[Given instruction]
Write the records below out in full, character for character, with no pictures.
+++ Recorded information +++
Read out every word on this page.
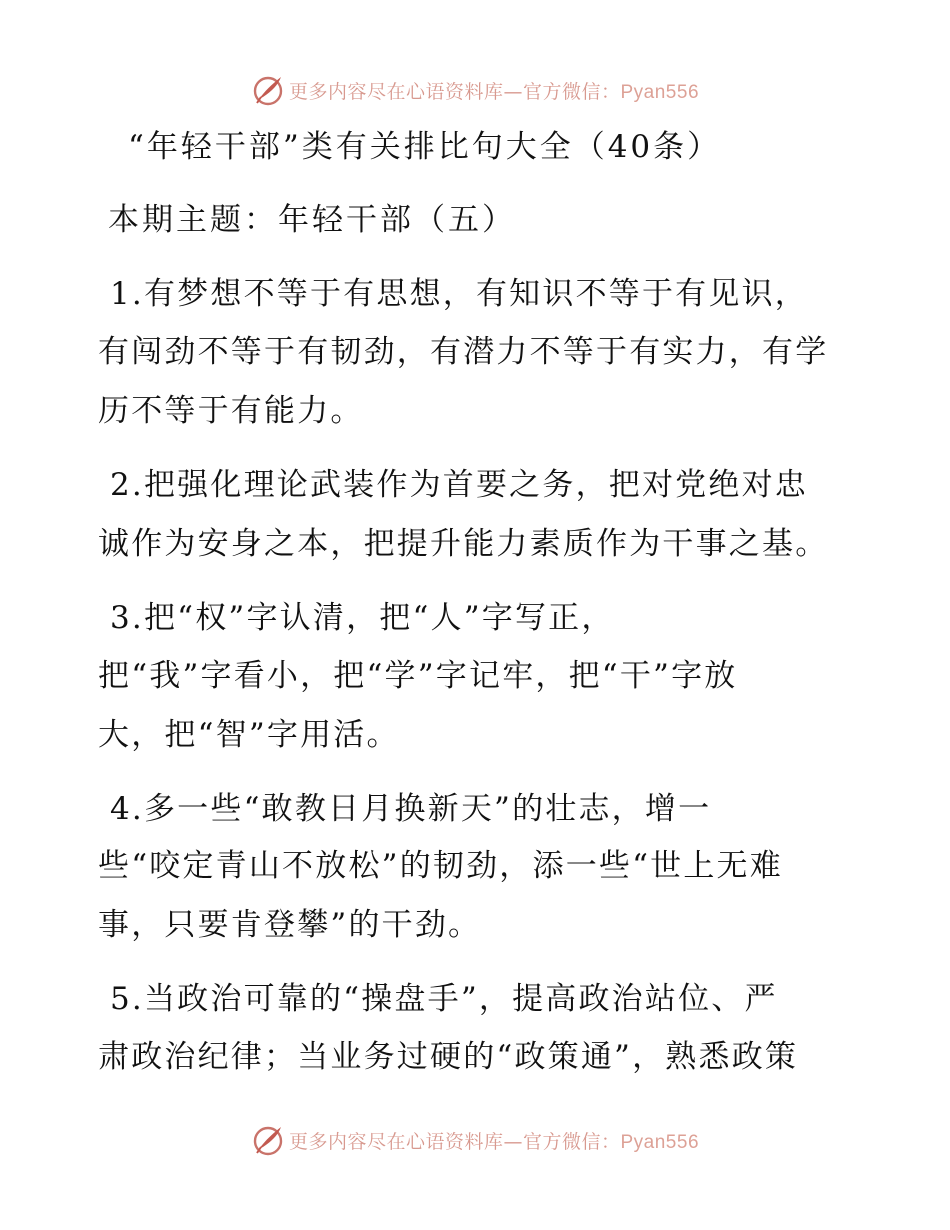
更多内容尽在心语资料库—官方微信：Pyan556
“年轻干部”类有关排比句大全（40条）
本期主题：年轻干部（五）
1.有梦想不等于有思想，有知识不等于有见识，
有闯劲不等于有韧劲，有潜力不等于有实力，有学
历不等于有能力。
2.把强化理论武装作为首要之务，把对党绝对忠
诚作为安身之本，把提升能力素质作为干事之基。
3.把“权”字认清，把“人”字写正，
把“我”字看小，把“学”字记牢，把“干”字放
大，把“智”字用活。
4.多一些“敢教日月换新天”的壮志，增一
些“咬定青山不放松”的韧劲，添一些“世上无难
事，只要肯登攀”的干劲。
5.当政治可靠的“操盘手”，提高政治站位、严
肃政治纪律；当业务过硬的“政策通”，熟悉政策
更多内容尽在心语资料库—官方微信：Pyan556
+++
[Correct output]
Read out every word on this page.
更多内容尽在心语资料库—官方微信：Pyan556
“年轻干部”类有关排比句大全（40条）
本期主题：年轻干部（五）
1.有梦想不等于有思想，有知识不等于有见识，
有闯劲不等于有韧劲，有潜力不等于有实力，有学
历不等于有能力。
2.把强化理论武装作为首要之务，把对党绝对忠
诚作为安身之本，把提升能力素质作为干事之基。
3.把“权”字认清，把“人”字写正，
把“我”字看小，把“学”字记牢，把“干”字放
大，把“智”字用活。
4.多一些“敢教日月换新天”的壮志，增一
些“咬定青山不放松”的韧劲，添一些“世上无难
事，只要肯登攀”的干劲。
5.当政治可靠的“操盘手”，提高政治站位、严
肃政治纪律；当业务过硬的“政策通”，熟悉政策
更多内容尽在心语资料库—官方微信：Pyan556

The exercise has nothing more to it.